- MATERIAL SHOWN:

%%

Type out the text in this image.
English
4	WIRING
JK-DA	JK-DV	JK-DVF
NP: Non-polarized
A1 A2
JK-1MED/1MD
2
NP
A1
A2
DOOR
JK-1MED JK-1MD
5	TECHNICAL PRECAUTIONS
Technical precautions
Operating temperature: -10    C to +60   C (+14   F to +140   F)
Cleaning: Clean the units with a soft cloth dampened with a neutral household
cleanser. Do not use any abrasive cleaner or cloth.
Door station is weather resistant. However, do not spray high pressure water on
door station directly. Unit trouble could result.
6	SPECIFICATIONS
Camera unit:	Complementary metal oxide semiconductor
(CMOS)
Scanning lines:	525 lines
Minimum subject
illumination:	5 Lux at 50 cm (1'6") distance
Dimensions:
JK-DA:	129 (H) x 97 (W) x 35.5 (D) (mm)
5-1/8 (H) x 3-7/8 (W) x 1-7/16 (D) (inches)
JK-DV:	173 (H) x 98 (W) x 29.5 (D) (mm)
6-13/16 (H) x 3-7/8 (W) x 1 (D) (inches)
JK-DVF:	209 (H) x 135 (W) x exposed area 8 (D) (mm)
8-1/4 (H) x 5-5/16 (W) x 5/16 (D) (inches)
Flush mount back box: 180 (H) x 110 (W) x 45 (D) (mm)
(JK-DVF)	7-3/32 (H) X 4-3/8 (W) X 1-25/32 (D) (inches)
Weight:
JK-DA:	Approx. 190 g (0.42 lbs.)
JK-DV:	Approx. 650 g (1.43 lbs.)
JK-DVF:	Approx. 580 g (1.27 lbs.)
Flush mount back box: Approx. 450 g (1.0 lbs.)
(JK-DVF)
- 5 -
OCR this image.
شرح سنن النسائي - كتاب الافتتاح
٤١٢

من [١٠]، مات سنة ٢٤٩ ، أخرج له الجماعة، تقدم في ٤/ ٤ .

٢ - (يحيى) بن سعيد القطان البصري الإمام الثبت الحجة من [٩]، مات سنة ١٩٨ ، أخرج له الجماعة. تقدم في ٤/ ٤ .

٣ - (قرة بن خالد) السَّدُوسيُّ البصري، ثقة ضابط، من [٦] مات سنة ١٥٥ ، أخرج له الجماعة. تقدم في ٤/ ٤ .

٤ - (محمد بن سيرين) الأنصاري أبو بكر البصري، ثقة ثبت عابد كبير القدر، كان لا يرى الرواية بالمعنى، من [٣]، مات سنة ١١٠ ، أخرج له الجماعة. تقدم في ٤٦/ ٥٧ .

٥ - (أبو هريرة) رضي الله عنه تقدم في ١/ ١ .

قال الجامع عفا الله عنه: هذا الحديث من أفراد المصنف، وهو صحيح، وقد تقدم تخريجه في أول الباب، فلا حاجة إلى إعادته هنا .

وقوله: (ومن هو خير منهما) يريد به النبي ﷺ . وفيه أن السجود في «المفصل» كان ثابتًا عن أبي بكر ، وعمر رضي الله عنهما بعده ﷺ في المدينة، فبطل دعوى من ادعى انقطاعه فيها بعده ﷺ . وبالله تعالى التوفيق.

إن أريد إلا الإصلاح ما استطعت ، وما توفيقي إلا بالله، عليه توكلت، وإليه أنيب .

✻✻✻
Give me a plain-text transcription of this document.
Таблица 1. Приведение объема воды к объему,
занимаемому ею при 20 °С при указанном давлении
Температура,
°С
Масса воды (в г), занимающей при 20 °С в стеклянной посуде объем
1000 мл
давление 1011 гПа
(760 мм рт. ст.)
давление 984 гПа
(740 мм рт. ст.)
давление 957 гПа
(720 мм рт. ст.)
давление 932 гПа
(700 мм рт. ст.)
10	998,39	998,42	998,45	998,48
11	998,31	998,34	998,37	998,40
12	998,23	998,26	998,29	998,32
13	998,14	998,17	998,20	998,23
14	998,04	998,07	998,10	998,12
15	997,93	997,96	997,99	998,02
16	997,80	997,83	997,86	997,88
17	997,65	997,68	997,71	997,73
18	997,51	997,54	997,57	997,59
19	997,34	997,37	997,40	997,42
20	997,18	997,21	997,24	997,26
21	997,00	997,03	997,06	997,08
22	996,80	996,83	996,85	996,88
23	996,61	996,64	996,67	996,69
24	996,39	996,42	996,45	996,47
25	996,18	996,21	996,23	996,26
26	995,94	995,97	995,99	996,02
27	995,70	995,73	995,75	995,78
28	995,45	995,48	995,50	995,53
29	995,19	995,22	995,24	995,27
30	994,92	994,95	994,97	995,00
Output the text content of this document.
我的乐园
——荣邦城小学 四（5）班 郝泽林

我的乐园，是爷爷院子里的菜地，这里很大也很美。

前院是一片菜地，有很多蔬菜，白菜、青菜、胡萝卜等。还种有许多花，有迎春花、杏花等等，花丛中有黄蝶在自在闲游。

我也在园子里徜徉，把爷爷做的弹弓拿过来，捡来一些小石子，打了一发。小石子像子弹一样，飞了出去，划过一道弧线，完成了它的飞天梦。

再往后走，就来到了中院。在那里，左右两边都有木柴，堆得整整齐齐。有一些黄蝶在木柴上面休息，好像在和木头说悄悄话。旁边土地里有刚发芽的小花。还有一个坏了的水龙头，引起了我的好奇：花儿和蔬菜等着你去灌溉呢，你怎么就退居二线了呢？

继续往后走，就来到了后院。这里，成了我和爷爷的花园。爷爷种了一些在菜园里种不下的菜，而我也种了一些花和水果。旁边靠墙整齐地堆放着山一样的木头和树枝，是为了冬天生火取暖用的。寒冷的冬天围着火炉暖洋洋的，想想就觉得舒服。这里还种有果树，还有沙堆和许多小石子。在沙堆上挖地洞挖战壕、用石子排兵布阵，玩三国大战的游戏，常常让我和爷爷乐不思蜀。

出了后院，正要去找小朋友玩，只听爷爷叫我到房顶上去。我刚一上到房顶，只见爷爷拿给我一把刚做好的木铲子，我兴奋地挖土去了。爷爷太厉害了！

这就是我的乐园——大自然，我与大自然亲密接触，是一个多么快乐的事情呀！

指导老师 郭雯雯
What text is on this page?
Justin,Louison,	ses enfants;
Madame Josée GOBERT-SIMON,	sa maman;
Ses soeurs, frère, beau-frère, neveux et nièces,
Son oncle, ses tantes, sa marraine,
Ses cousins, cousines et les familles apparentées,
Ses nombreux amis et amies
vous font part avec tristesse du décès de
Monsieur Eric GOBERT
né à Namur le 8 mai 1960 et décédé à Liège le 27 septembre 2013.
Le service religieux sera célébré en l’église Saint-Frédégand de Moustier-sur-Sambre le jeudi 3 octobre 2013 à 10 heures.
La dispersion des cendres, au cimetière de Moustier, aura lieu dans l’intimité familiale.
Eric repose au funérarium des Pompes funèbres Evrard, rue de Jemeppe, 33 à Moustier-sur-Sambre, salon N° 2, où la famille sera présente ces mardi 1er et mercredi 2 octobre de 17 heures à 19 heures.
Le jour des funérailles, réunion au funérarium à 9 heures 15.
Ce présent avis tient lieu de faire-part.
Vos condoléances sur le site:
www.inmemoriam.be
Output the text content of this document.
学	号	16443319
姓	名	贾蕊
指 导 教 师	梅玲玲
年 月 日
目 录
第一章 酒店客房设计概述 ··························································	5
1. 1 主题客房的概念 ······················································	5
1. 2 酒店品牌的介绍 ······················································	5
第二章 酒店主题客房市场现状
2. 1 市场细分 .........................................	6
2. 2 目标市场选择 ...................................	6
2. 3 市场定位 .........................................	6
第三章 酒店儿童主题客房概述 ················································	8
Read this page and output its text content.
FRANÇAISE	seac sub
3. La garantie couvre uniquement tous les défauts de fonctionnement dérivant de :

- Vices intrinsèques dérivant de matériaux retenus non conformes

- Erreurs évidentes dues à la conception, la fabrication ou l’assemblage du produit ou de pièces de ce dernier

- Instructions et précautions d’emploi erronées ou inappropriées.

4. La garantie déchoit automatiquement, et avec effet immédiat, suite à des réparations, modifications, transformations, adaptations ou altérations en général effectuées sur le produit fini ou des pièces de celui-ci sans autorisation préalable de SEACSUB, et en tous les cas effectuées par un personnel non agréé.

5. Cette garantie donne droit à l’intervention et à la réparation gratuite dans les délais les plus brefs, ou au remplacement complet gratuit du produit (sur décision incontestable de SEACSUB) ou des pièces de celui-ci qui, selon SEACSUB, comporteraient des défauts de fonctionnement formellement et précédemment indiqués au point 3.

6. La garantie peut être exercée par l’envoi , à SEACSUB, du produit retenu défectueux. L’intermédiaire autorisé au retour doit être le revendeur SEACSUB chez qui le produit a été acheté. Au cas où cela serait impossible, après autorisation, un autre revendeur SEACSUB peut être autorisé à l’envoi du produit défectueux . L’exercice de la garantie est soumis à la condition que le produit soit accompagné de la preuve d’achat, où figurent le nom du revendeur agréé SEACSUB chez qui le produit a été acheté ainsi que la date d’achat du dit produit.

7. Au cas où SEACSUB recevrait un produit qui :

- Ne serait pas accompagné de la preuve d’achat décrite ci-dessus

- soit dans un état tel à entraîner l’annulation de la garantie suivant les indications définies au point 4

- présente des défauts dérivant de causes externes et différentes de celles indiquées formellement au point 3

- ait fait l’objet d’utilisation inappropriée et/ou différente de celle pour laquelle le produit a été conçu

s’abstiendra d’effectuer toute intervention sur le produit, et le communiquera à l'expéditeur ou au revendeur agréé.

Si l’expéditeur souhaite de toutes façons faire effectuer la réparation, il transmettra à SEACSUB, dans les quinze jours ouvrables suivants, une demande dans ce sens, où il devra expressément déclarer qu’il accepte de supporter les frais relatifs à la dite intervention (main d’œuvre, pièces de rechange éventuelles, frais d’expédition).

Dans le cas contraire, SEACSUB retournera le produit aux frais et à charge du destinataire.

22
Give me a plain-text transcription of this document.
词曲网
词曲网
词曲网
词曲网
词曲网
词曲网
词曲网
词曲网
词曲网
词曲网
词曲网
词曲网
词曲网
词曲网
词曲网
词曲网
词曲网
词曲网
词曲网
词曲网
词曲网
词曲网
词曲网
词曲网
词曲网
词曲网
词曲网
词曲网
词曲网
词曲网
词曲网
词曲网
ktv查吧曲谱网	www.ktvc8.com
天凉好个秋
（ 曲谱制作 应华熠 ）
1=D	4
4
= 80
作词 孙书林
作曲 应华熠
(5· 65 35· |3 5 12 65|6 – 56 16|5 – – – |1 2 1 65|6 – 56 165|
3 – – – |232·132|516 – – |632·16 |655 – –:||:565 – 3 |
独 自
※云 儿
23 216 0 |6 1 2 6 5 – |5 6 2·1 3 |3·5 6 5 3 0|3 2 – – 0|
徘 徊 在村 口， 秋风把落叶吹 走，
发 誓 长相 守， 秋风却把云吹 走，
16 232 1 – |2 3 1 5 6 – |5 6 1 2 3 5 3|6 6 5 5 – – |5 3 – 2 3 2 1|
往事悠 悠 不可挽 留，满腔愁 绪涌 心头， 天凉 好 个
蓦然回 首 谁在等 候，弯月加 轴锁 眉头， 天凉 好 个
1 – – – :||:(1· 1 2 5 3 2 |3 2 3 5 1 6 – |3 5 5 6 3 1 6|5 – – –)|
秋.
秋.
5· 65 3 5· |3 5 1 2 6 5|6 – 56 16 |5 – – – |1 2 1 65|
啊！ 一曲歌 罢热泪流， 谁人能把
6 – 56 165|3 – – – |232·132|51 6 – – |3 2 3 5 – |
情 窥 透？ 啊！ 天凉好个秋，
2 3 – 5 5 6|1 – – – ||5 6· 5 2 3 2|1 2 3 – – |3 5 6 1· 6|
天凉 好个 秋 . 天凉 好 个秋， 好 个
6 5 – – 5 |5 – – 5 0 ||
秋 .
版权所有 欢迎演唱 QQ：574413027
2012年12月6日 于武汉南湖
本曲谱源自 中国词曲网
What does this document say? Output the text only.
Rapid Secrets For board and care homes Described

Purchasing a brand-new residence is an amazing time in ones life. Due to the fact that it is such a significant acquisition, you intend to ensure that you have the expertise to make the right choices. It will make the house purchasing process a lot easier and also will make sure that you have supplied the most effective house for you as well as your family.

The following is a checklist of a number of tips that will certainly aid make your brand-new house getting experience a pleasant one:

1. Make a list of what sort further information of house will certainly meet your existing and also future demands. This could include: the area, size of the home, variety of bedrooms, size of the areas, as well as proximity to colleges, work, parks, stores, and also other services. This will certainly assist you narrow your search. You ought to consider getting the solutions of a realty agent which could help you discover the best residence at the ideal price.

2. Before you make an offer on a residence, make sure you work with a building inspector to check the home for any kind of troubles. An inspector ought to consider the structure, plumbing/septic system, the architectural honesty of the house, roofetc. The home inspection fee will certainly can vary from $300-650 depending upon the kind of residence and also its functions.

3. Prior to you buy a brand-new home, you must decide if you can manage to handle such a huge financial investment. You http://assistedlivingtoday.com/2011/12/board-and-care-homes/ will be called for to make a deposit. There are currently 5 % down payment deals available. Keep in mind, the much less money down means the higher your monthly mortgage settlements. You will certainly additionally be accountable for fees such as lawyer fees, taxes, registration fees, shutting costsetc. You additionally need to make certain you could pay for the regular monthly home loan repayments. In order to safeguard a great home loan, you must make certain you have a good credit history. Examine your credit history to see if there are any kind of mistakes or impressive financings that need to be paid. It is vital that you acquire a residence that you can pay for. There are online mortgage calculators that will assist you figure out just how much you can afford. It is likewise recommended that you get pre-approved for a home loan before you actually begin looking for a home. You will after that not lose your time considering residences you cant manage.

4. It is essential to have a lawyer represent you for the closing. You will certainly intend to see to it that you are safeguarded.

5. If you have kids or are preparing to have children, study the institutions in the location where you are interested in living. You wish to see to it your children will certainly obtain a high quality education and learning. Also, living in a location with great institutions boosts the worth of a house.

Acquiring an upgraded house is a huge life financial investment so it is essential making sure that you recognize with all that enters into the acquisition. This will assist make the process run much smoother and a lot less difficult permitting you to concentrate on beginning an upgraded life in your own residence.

%%

- WORK TO DO: In the records above, how many lines contain the string "brand"? State that number only.

- ANSWER TO THE PROBLEM: 3